■ RECORDS SHOWN ■
========================================================================

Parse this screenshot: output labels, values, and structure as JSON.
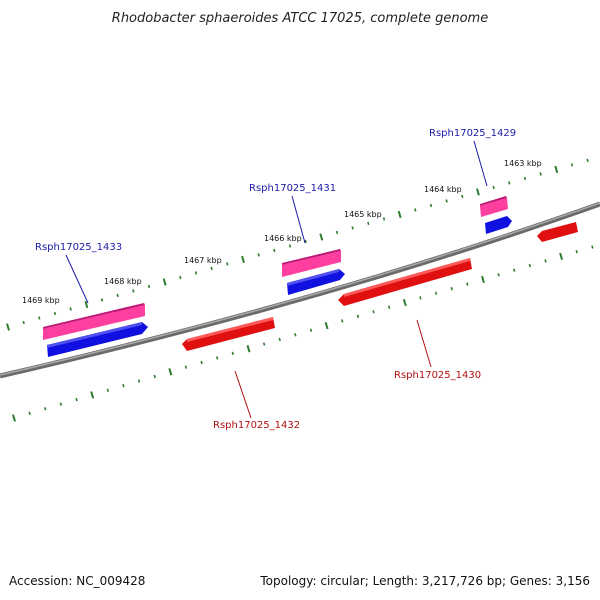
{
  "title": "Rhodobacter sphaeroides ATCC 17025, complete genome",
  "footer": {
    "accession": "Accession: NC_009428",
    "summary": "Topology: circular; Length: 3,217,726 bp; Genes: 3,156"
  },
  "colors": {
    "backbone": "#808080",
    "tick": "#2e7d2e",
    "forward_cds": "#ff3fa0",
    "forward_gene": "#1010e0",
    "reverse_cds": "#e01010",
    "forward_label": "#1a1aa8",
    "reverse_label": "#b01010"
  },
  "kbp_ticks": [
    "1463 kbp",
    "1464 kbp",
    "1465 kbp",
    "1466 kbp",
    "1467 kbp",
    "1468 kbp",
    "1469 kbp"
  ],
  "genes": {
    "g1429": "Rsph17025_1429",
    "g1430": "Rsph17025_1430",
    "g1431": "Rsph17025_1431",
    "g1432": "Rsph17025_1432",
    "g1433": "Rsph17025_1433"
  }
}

========================================================================

Transcribe all of the lines above exactly as given. The pictures stay out.

■ TASK ANSWER ■
Parse this screenshot: output labels, values, and structure as JSON.
{
  "title": "Rhodobacter sphaeroides ATCC 17025, complete genome",
  "footer": {
    "accession": "Accession: NC_009428",
    "summary": "Topology: circular; Length: 3,217,726 bp; Genes: 3,156"
  },
  "colors": {
    "backbone": "#808080",
    "tick": "#2e7d2e",
    "forward_cds": "#ff3fa0",
    "forward_gene": "#1010e0",
    "reverse_cds": "#e01010",
    "forward_label": "#1a1aa8",
    "reverse_label": "#b01010"
  },
  "kbp_ticks": [
    "1463 kbp",
    "1464 kbp",
    "1465 kbp",
    "1466 kbp",
    "1467 kbp",
    "1468 kbp",
    "1469 kbp"
  ],
  "genes": {
    "g1429": "Rsph17025_1429",
    "g1430": "Rsph17025_1430",
    "g1431": "Rsph17025_1431",
    "g1432": "Rsph17025_1432",
    "g1433": "Rsph17025_1433"
  }
}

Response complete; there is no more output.